***** Dataset

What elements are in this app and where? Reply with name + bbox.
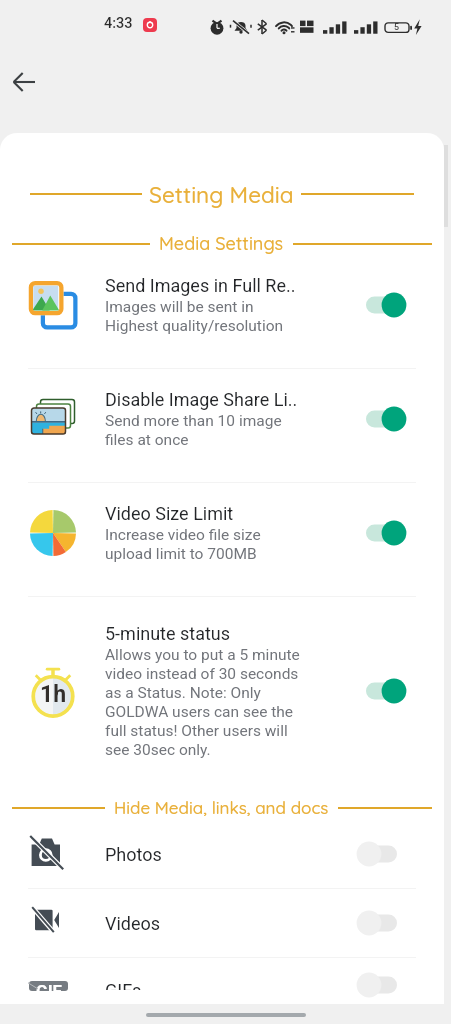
staticText: Videos xyxy=(105,913,362,934)
button[interactable]: Photos xyxy=(0,820,444,888)
button[interactable]: Send Images in Full Re.. xyxy=(0,255,444,368)
staticText: Disable Image Share Li.. xyxy=(105,389,298,410)
staticText: GIF xyxy=(36,981,62,991)
button[interactable]: Toggle off xyxy=(366,839,406,869)
staticText: Media Settings xyxy=(159,232,284,255)
button[interactable]: Toggle on xyxy=(366,676,406,706)
button[interactable]: Toggle on xyxy=(366,290,406,320)
staticText: Video Size Limit xyxy=(105,503,234,524)
staticText: Send Images in Full Re.. xyxy=(105,275,296,296)
staticText: 4:33 xyxy=(104,15,133,32)
button[interactable]: Video Size Limit xyxy=(0,483,444,596)
button[interactable]: GIF xyxy=(0,958,444,1004)
button[interactable]: Toggle off xyxy=(366,908,406,938)
staticText: 1h xyxy=(40,681,67,708)
staticText: Setting Media xyxy=(149,180,294,208)
button[interactable]: Toggle on xyxy=(366,404,406,434)
button[interactable]: Back xyxy=(3,61,45,103)
button[interactable]: Toggle off xyxy=(366,980,406,990)
button[interactable]: 1h xyxy=(0,597,444,781)
staticText: Increase video file size upload limit to… xyxy=(105,526,261,563)
staticText: Send more than 10 image files at once xyxy=(105,412,282,449)
staticText: 5-minute status xyxy=(105,623,231,644)
button[interactable]: Toggle on xyxy=(366,518,406,548)
staticText: Photos xyxy=(105,844,362,865)
button[interactable]: Disable Image Share Li.. xyxy=(0,369,444,482)
staticText: Hide Media, links, and docs xyxy=(114,797,329,818)
button[interactable]: Videos xyxy=(0,889,444,957)
staticText: 5 xyxy=(394,22,400,33)
staticText: Allows you to put a 5 minute video inste… xyxy=(105,646,300,759)
staticText: Images will be sent in Highest quality/r… xyxy=(105,298,284,335)
staticText: GIFs xyxy=(105,980,362,990)
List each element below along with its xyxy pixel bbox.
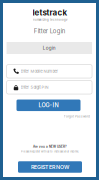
staticText: Enter Mobile Number [20, 69, 58, 74]
button[interactable]: LOG-IN [16, 100, 80, 111]
staticText: LOG-IN [38, 102, 58, 109]
button[interactable]: REGISTER NOW [18, 161, 82, 173]
button[interactable]: Forgot Password [64, 115, 90, 118]
staticText: Enter 5 digit PIN [20, 85, 48, 90]
staticText: Forgot Password [64, 115, 90, 118]
staticText: Fitter Login [34, 27, 66, 35]
staticText: Please Register with us to Increase your… [21, 150, 79, 153]
staticText: humanizing technology [33, 18, 67, 21]
button[interactable]: Enter Mobile Number [6, 64, 92, 78]
staticText: Login [43, 45, 56, 51]
button[interactable]: Enter 5 digit PIN [6, 80, 92, 94]
staticText: Are you a NEW USER? [33, 145, 67, 148]
staticText: letstrack [32, 8, 68, 17]
button[interactable]: Login [6, 42, 92, 54]
staticText: REGISTER NOW [31, 164, 69, 170]
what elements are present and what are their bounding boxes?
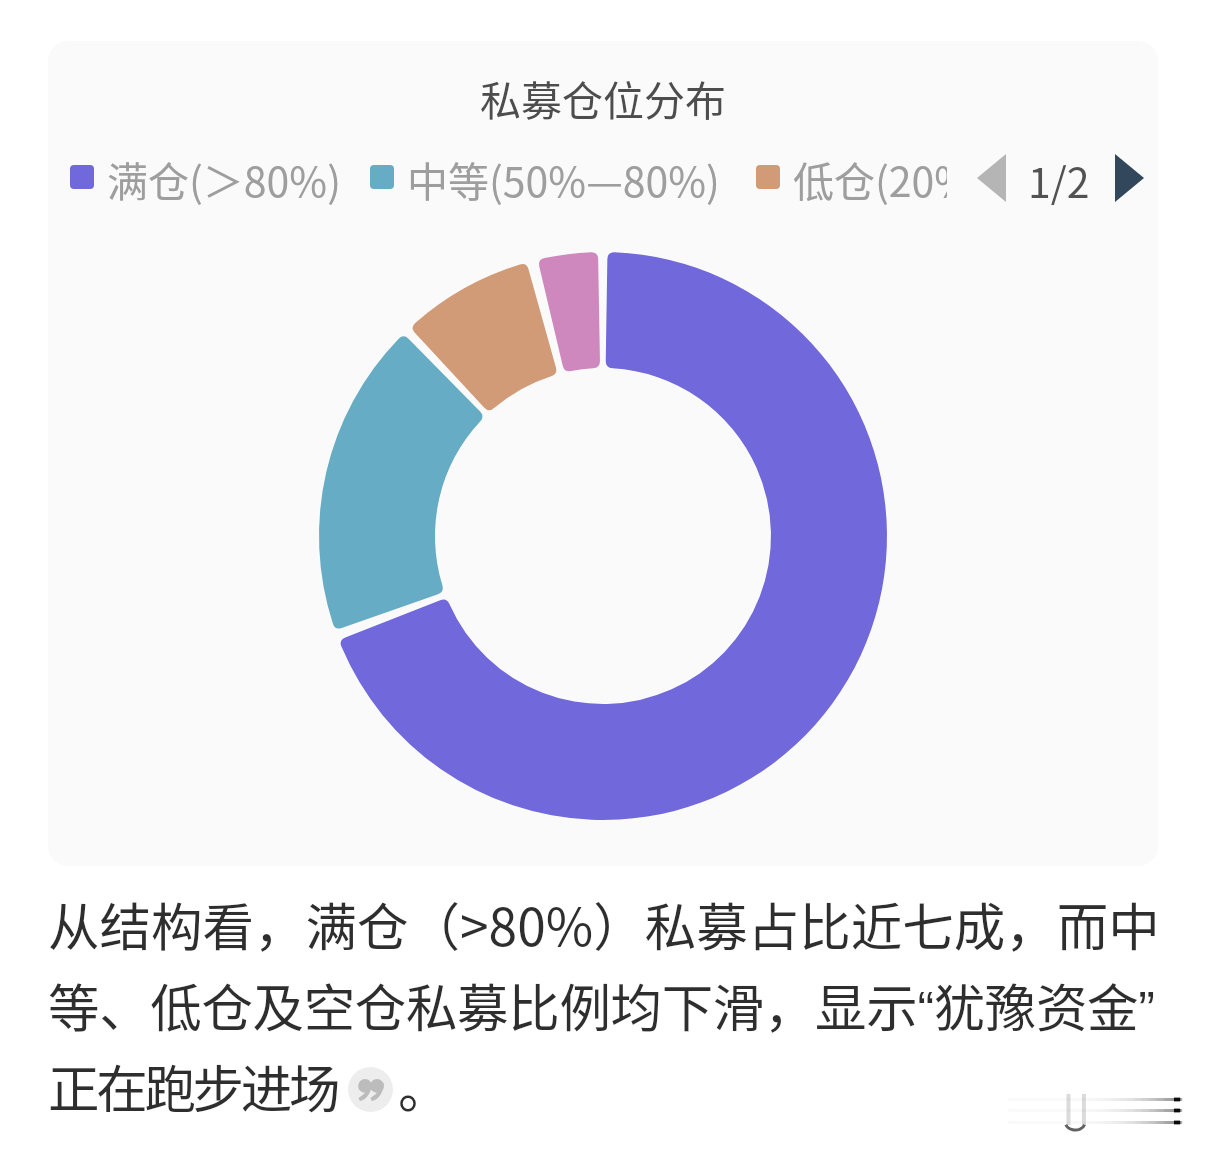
- staticText: 正在跑步进场: [48, 1048, 338, 1123]
- button[interactable]: Quote source: [348, 1067, 393, 1112]
- staticText: 中等(50%—80%): [407, 149, 720, 205]
- staticText: 。: [398, 1048, 450, 1123]
- button[interactable]: Previous page: [963, 150, 1019, 206]
- staticText: 低仓(20%—50%): [793, 149, 947, 205]
- staticText: 1/2: [1028, 150, 1090, 206]
- staticText: 私募仓位分布: [48, 68, 1158, 127]
- button[interactable]: 低仓(20%—50%): [756, 149, 947, 205]
- button[interactable]: 中等(50%—80%): [370, 149, 720, 205]
- staticText: 满仓(＞80%): [107, 149, 341, 205]
- button[interactable]: Next page: [1101, 150, 1157, 206]
- staticText: 从结构看，满仓（>80%）私募占比近七成，而中: [48, 886, 1160, 961]
- button[interactable]: 满仓(＞80%): [70, 149, 341, 205]
- staticText: 等、低仓及空仓私募比例均下滑，显示“犹豫资金”: [48, 967, 1155, 1042]
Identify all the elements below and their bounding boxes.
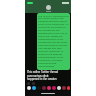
button[interactable]: Share target: [67, 86, 70, 90]
button[interactable]: Share target: [32, 86, 36, 90]
button[interactable]: Profile: [46, 5, 51, 10]
staticText: This online Twitter thread summarises wh…: [27, 70, 61, 80]
button[interactable]: Share target: [62, 86, 66, 90]
staticText: The UNFCCC Conference of the Parties (CO…: [38, 14, 69, 69]
button[interactable]: Copy: [27, 82, 30, 85]
button[interactable]: Share target: [57, 86, 61, 90]
button[interactable]: Share target: [42, 86, 46, 90]
button[interactable]: The UNFCCC Conference of the Parties (CO…: [37, 13, 70, 70]
button[interactable]: Edit: [32, 82, 35, 85]
button[interactable]: Share target: [52, 86, 56, 90]
button[interactable]: Share target: [27, 86, 31, 90]
staticText: Group: [46, 10, 51, 12]
button[interactable]: Share target: [47, 86, 51, 90]
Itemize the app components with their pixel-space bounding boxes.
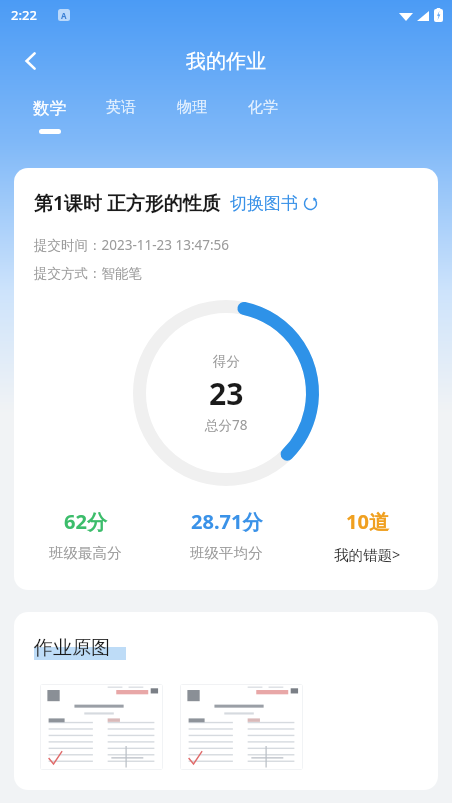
staticText: 得分 [213, 353, 240, 370]
staticText: 数学 [33, 98, 66, 119]
button[interactable]: 10道 [297, 508, 438, 564]
staticText: 我的错题> [334, 544, 401, 564]
button[interactable]: 28.71分 [156, 508, 297, 562]
button[interactable]: 62分 [14, 508, 156, 562]
staticText: 提交方式：智能笔 [34, 265, 142, 282]
staticText: 班级平均分 [190, 544, 263, 562]
staticText: 总分78 [205, 416, 248, 434]
staticText: 提交时间：2023-11-23 13:47:56 [34, 236, 230, 254]
button[interactable]: Homework page [40, 684, 163, 770]
staticText: 我的作业 [186, 49, 266, 74]
button[interactable]: 化学 [227, 92, 298, 150]
staticText: A [61, 10, 67, 21]
staticText: 英语 [106, 98, 136, 117]
button[interactable]: 数学 [14, 92, 85, 150]
staticText: 23 [209, 373, 244, 414]
staticText: 10道 [346, 508, 389, 535]
staticText: 物理 [177, 98, 207, 117]
staticText: 2:22 [11, 6, 37, 24]
button[interactable]: 切换图书 [230, 193, 318, 214]
button[interactable]: Back [8, 38, 54, 84]
staticText: 切换图书 [230, 193, 298, 214]
staticText: 作业原图 [34, 636, 110, 660]
staticText: 28.71分 [191, 508, 263, 535]
staticText: 第1课时 正方形的性质 [34, 190, 221, 216]
staticText: 化学 [248, 98, 278, 117]
button[interactable]: 物理 [156, 92, 227, 150]
staticText: 班级最高分 [49, 544, 122, 562]
staticText: 62分 [64, 508, 107, 535]
button[interactable]: Homework page [180, 684, 303, 770]
button[interactable]: 英语 [85, 92, 156, 150]
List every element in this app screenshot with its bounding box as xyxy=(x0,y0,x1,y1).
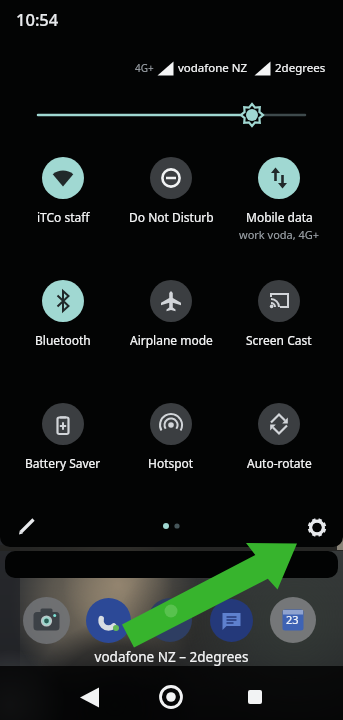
staticText: Do Not Disturb xyxy=(129,209,214,225)
button[interactable]: Do Not Disturb xyxy=(118,157,224,229)
button[interactable] xyxy=(13,512,41,540)
staticText: 4G+ xyxy=(135,61,154,75)
button[interactable] xyxy=(72,682,108,718)
staticText: vodafone NZ – 2degrees xyxy=(0,648,343,666)
staticText: vodafone NZ xyxy=(178,60,248,76)
button[interactable] xyxy=(86,598,131,643)
button[interactable] xyxy=(23,597,70,644)
staticText: Airplane mode xyxy=(130,332,213,348)
staticText: Bluetooth xyxy=(35,332,91,348)
staticText: Mobile data xyxy=(246,209,313,225)
button[interactable]: Battery Saver xyxy=(10,403,116,475)
button[interactable]: Auto-rotate xyxy=(226,403,332,475)
staticText: Auto-rotate xyxy=(247,455,312,471)
staticText: work voda, 4G+ xyxy=(239,227,320,242)
button[interactable] xyxy=(5,551,338,578)
button[interactable]: Mobile data xyxy=(226,157,332,249)
staticText: Hotspot xyxy=(148,455,194,471)
button[interactable] xyxy=(0,95,343,135)
staticText: Battery Saver xyxy=(25,455,101,471)
button[interactable] xyxy=(153,679,189,715)
button[interactable]: Hotspot xyxy=(118,403,224,475)
staticText: 2degrees xyxy=(275,60,326,76)
button[interactable]: Airplane mode xyxy=(118,280,224,352)
button[interactable]: iTCo staff xyxy=(10,157,116,229)
button[interactable] xyxy=(270,597,316,643)
staticText: 23 xyxy=(286,612,299,627)
staticText: 10:54 xyxy=(16,8,59,30)
button[interactable] xyxy=(210,599,253,642)
button[interactable]: Bluetooth xyxy=(10,280,116,352)
button[interactable]: Screen Cast xyxy=(226,280,332,352)
button[interactable] xyxy=(237,679,273,715)
button[interactable] xyxy=(303,514,331,542)
staticText: iTCo staff xyxy=(37,209,90,225)
staticText: Screen Cast xyxy=(246,332,312,348)
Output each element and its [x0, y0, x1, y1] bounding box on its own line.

**********

▶ _Task to carry out_
Please reproduce word for word the part of the rows that opens with the line containing "staticText: Do Not" and closes with the line containing "button[interactable] xyxy=(153,679,189,715)", including both of those lines.

▶ _The result_
staticText: Do Not Disturb xyxy=(129,209,214,225)
button[interactable]: Do Not Disturb xyxy=(118,157,224,229)
button[interactable] xyxy=(13,512,41,540)
staticText: 4G+ xyxy=(135,61,154,75)
button[interactable] xyxy=(72,682,108,718)
staticText: vodafone NZ – 2degrees xyxy=(0,648,343,666)
staticText: vodafone NZ xyxy=(178,60,248,76)
button[interactable] xyxy=(86,598,131,643)
button[interactable] xyxy=(23,597,70,644)
staticText: Airplane mode xyxy=(130,332,213,348)
staticText: Bluetooth xyxy=(35,332,91,348)
staticText: Mobile data xyxy=(246,209,313,225)
button[interactable]: Battery Saver xyxy=(10,403,116,475)
button[interactable]: Auto-rotate xyxy=(226,403,332,475)
staticText: Auto-rotate xyxy=(247,455,312,471)
staticText: work voda, 4G+ xyxy=(239,227,320,242)
button[interactable] xyxy=(5,551,338,578)
button[interactable]: Mobile data xyxy=(226,157,332,249)
staticText: Hotspot xyxy=(148,455,194,471)
button[interactable] xyxy=(0,95,343,135)
staticText: Battery Saver xyxy=(25,455,101,471)
button[interactable] xyxy=(153,679,189,715)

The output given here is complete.